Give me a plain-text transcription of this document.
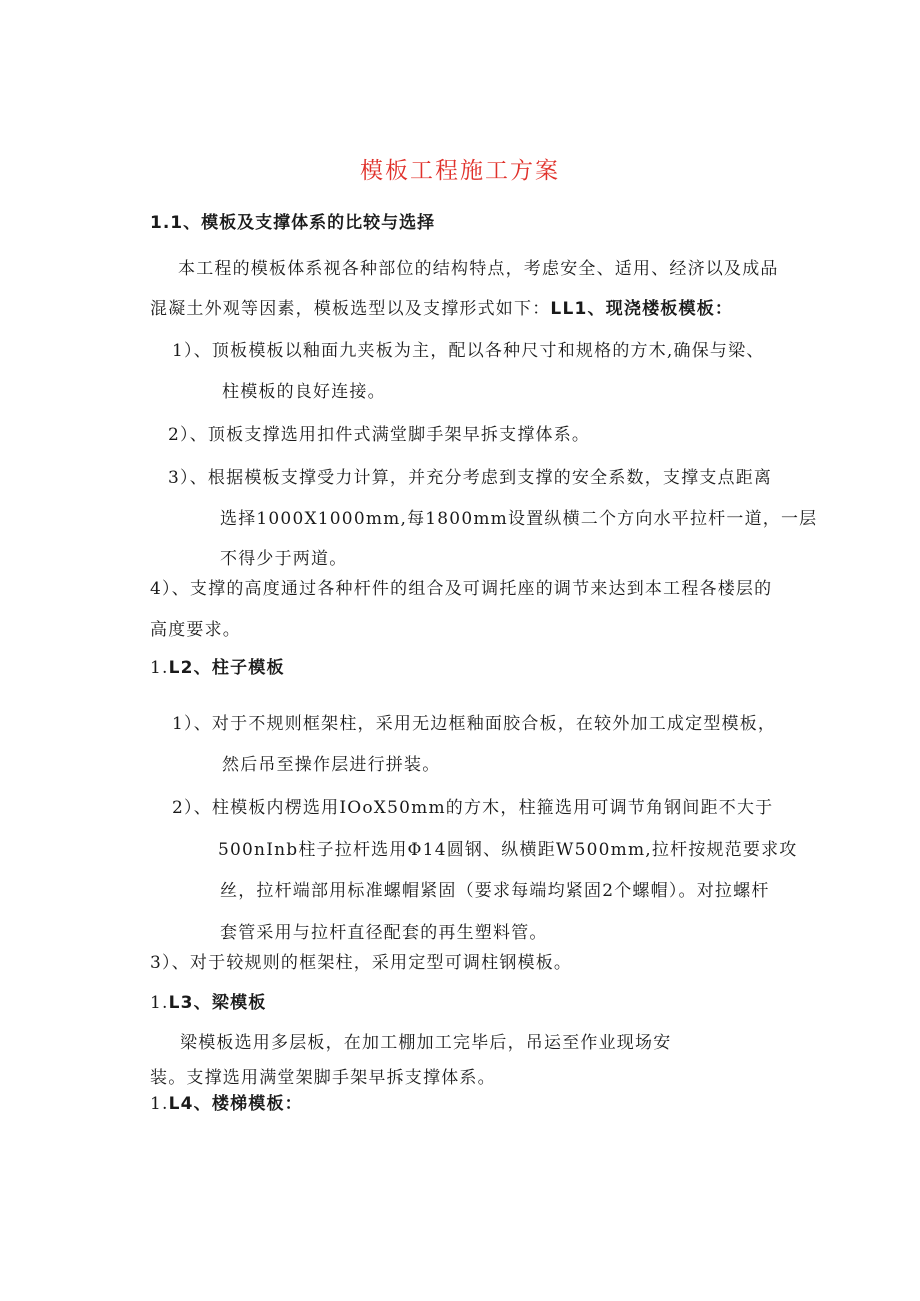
模板工程施工方案
1.1、模板及支撑体系的比较与选择
本工程的模板体系视各种部位的结构特点，考虑安全、适用、经济以及成品
混凝土外观等因素，模板选型以及支撑形式如下：LL1、现浇楼板模板：
1）、顶板模板以釉面九夹板为主，配以各种尺寸和规格的方木,确保与梁、
柱模板的良好连接。
2）、顶板支撑选用扣件式满堂脚手架早拆支撑体系。
3）、根据模板支撑受力计算，并充分考虑到支撑的安全系数，支撑支点距离
选择1000X1000mm,每1800mm设置纵横二个方向水平拉杆一道，一层
不得少于两道。
4）、支撑的高度通过各种杆件的组合及可调托座的调节来达到本工程各楼层的
高度要求。
1.L2、柱子模板
1）、对于不规则框架柱，采用无边框釉面胶合板，在较外加工成定型模板，
然后吊至操作层进行拼装。
2）、柱模板内楞选用IOoX50mm的方木，柱箍选用可调节角钢间距不大于
500nInb柱子拉杆选用Φ14圆钢、纵横距W500mm,拉杆按规范要求攻
丝，拉杆端部用标准螺帽紧固（要求每端均紧固2个螺帽）。对拉螺杆
套管采用与拉杆直径配套的再生塑料管。
3）、对于较规则的框架柱，采用定型可调柱钢模板。
1.L3、梁模板
梁模板选用多层板，在加工棚加工完毕后，吊运至作业现场安
装。支撑选用满堂架脚手架早拆支撑体系。
1.L4、楼梯模板：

◆ Problem to work on:
Copy out each record shown above without alteration, skipping any picture.

◆ Solution to this task:
Give me a plain-text transcription of this document.
模板工程施工方案
1.1、模板及支撑体系的比较与选择
本工程的模板体系视各种部位的结构特点，考虑安全、适用、经济以及成品
混凝土外观等因素，模板选型以及支撑形式如下：LL1、现浇楼板模板：
1）、顶板模板以釉面九夹板为主，配以各种尺寸和规格的方木,确保与梁、
柱模板的良好连接。
2）、顶板支撑选用扣件式满堂脚手架早拆支撑体系。
3）、根据模板支撑受力计算，并充分考虑到支撑的安全系数，支撑支点距离
选择1000X1000mm,每1800mm设置纵横二个方向水平拉杆一道，一层
不得少于两道。
4）、支撑的高度通过各种杆件的组合及可调托座的调节来达到本工程各楼层的
高度要求。
1.L2、柱子模板
1）、对于不规则框架柱，采用无边框釉面胶合板，在较外加工成定型模板，
然后吊至操作层进行拼装。
2）、柱模板内楞选用IOoX50mm的方木，柱箍选用可调节角钢间距不大于
500nInb柱子拉杆选用Φ14圆钢、纵横距W500mm,拉杆按规范要求攻
丝，拉杆端部用标准螺帽紧固（要求每端均紧固2个螺帽）。对拉螺杆
套管采用与拉杆直径配套的再生塑料管。
3）、对于较规则的框架柱，采用定型可调柱钢模板。
1.L3、梁模板
梁模板选用多层板，在加工棚加工完毕后，吊运至作业现场安
装。支撑选用满堂架脚手架早拆支撑体系。
1.L4、楼梯模板：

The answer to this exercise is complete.